───── DATASET EXTRACT ─────
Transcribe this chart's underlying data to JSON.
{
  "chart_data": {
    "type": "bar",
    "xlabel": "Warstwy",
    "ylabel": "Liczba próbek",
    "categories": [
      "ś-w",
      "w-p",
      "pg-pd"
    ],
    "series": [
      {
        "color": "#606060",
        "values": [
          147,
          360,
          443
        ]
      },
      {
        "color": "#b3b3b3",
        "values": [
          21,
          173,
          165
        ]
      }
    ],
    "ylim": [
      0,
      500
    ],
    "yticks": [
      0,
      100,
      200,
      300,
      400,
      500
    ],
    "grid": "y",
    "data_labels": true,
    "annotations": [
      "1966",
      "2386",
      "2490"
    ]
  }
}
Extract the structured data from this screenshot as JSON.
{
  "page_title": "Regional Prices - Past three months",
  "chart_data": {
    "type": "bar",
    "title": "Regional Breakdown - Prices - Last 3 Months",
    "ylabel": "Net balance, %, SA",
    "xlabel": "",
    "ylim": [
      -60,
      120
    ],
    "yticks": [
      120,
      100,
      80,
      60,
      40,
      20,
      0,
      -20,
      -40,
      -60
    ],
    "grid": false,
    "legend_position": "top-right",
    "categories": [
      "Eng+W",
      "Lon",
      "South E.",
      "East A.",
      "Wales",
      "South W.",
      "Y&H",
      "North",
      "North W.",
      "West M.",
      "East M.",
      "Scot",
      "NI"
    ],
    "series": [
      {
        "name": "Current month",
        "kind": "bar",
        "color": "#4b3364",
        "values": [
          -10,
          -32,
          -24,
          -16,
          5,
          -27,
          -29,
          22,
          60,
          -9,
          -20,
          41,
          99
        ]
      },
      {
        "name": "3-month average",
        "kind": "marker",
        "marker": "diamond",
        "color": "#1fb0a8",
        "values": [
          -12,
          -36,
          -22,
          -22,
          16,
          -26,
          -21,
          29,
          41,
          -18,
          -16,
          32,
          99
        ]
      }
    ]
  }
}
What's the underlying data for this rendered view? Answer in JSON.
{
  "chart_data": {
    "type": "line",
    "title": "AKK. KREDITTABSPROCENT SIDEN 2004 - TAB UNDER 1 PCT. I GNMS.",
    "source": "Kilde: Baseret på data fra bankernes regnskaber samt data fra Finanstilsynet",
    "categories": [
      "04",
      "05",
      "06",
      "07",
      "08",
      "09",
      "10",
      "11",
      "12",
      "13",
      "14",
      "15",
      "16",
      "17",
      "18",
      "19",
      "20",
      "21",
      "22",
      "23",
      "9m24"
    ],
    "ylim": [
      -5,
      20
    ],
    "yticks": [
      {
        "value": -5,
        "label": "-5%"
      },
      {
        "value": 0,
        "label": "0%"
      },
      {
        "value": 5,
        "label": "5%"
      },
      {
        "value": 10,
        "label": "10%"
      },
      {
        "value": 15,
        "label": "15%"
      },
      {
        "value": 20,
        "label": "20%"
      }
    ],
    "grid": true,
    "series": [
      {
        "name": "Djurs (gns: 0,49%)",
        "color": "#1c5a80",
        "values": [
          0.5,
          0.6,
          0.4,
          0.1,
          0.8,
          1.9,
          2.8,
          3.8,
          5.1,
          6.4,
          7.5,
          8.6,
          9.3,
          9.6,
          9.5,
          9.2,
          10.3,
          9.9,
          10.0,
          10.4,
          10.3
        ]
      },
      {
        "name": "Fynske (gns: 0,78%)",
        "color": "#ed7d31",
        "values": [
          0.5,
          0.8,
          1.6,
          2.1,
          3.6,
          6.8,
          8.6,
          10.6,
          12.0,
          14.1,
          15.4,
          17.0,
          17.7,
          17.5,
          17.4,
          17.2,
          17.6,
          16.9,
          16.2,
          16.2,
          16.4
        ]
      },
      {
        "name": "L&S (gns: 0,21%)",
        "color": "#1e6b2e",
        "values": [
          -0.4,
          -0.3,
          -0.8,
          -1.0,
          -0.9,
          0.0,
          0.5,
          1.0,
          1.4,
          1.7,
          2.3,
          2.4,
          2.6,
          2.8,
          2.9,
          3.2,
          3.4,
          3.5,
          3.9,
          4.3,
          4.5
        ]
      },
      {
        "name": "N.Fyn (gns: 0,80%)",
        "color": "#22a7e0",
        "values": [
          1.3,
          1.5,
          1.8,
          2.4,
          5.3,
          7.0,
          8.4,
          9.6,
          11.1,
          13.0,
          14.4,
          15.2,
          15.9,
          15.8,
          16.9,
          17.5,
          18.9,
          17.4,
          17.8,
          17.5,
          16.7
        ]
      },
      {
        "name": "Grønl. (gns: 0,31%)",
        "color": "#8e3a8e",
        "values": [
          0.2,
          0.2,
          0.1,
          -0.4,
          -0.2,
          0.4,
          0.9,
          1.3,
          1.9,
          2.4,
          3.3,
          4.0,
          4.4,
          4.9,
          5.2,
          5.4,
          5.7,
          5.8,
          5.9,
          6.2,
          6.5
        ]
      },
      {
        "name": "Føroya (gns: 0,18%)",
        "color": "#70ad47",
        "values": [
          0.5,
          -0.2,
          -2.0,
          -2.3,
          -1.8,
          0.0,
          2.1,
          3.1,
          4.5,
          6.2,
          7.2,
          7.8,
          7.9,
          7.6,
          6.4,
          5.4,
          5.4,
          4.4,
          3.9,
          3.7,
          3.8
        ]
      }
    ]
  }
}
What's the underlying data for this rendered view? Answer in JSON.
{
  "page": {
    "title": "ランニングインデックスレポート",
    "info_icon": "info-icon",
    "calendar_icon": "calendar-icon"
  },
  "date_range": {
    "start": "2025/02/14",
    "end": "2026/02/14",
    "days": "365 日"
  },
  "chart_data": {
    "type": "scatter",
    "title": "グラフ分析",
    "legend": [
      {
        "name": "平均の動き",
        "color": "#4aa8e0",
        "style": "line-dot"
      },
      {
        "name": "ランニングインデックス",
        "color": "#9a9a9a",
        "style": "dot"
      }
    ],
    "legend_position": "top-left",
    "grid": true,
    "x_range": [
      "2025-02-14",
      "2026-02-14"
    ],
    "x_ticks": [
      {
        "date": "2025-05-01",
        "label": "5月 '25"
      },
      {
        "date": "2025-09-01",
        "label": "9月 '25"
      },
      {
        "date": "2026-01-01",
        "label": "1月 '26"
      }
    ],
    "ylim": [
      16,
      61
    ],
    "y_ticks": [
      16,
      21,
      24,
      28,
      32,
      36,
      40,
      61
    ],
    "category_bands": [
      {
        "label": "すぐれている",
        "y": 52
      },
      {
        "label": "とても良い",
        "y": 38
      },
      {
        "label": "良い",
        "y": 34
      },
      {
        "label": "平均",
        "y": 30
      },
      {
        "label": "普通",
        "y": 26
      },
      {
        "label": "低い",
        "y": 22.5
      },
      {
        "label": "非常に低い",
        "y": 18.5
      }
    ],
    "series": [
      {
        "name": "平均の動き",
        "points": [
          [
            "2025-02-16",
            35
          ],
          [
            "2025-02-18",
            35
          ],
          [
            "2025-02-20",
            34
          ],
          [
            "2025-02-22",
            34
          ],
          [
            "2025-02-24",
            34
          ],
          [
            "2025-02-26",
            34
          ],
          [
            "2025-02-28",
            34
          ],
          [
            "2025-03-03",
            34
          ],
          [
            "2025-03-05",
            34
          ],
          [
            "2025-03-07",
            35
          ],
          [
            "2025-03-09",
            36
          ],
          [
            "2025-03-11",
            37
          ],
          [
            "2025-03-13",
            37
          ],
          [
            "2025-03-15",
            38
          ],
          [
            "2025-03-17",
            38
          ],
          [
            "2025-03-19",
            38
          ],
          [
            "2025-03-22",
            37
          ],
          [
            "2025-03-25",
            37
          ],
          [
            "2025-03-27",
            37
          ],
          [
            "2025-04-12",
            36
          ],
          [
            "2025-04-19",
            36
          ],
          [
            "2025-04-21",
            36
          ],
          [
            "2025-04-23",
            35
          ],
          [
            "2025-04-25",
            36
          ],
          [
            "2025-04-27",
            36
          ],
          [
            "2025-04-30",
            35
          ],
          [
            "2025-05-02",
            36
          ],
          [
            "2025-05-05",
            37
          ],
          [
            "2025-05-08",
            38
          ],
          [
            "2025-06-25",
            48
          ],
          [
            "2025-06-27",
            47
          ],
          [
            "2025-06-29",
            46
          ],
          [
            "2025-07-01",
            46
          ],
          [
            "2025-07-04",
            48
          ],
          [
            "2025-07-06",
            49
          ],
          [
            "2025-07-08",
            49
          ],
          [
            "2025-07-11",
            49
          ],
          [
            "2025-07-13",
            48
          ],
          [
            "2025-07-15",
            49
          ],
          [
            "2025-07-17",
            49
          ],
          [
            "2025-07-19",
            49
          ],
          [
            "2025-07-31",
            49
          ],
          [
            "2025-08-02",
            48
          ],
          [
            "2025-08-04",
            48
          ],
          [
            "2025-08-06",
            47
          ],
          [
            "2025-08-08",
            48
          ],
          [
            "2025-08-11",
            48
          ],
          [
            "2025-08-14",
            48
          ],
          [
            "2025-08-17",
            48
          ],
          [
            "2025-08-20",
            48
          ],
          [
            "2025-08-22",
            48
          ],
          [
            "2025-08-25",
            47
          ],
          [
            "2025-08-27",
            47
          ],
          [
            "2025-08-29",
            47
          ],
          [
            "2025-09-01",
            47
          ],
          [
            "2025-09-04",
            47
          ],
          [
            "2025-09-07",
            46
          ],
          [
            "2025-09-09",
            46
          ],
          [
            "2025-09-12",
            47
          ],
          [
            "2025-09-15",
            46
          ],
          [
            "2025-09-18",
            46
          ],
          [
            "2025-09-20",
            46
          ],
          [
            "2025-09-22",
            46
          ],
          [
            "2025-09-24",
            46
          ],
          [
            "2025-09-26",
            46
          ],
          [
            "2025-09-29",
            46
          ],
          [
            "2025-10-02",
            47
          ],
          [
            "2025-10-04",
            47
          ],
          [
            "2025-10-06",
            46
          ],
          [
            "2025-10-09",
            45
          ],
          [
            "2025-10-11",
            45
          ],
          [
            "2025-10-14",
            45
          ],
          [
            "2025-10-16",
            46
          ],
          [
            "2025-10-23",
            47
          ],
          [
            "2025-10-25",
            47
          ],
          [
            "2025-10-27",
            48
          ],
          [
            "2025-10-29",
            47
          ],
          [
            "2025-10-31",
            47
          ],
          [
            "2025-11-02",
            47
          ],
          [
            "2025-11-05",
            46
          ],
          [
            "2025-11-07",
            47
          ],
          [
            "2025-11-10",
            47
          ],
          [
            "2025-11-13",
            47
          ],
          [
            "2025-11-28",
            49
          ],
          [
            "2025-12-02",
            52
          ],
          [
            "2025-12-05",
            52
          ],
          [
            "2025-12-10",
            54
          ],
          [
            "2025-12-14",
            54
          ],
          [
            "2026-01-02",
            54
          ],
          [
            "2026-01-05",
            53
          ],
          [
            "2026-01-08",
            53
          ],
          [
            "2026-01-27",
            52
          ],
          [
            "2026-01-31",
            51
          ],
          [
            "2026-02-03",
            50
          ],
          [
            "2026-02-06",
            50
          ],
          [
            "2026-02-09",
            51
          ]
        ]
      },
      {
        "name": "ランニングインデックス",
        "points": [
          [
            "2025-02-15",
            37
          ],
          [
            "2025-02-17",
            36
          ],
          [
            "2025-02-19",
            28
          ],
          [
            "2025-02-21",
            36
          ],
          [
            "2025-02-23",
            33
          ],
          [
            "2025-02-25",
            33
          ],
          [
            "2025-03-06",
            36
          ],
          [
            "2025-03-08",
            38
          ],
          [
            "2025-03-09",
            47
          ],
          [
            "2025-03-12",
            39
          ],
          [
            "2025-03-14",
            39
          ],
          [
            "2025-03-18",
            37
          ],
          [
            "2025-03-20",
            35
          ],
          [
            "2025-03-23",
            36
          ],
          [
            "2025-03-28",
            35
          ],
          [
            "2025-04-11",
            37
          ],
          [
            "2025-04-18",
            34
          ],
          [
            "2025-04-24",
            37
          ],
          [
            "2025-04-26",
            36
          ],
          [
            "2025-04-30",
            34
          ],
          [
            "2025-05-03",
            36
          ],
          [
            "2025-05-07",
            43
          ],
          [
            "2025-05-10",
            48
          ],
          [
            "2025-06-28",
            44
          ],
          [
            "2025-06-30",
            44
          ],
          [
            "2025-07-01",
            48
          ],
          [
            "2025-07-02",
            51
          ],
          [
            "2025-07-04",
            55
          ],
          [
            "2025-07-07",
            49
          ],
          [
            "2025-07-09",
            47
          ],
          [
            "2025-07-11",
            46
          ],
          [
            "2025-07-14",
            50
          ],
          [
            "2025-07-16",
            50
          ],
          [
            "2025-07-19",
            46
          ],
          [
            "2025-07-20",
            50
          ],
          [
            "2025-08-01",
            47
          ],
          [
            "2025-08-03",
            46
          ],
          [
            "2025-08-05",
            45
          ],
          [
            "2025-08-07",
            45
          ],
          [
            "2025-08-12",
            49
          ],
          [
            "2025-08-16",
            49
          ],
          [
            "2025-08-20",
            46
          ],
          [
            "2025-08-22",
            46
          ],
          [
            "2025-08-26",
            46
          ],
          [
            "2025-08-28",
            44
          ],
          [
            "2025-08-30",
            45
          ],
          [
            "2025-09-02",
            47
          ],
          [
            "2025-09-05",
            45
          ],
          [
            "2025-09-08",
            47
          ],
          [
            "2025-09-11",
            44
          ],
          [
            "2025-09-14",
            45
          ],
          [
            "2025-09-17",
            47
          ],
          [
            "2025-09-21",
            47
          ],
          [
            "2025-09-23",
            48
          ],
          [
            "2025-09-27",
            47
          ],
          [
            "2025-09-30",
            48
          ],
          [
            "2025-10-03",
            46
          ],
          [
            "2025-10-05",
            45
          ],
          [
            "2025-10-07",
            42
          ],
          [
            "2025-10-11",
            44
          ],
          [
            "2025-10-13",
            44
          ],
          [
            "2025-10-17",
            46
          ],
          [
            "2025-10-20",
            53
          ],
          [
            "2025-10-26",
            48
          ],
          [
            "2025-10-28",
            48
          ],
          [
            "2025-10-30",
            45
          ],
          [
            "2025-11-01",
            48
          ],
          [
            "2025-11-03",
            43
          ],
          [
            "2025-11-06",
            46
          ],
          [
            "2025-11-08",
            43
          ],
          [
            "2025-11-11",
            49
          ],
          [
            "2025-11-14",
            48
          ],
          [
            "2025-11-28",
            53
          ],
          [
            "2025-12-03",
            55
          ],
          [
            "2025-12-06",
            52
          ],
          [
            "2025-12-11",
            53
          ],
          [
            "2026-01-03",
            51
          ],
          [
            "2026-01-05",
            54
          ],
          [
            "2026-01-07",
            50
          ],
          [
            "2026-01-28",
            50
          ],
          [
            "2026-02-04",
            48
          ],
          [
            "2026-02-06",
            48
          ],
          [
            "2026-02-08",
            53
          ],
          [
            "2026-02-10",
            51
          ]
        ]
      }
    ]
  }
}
─────
Isolate the lines that hold the word "JSON" and copy all of them.

Transcribe this chart's underlying data to JSON.
Extract the structured data from this screenshot as JSON.
What's the underlying data for this rendered view? Answer in JSON.
What's the underlying data for this rendered view? Answer in JSON.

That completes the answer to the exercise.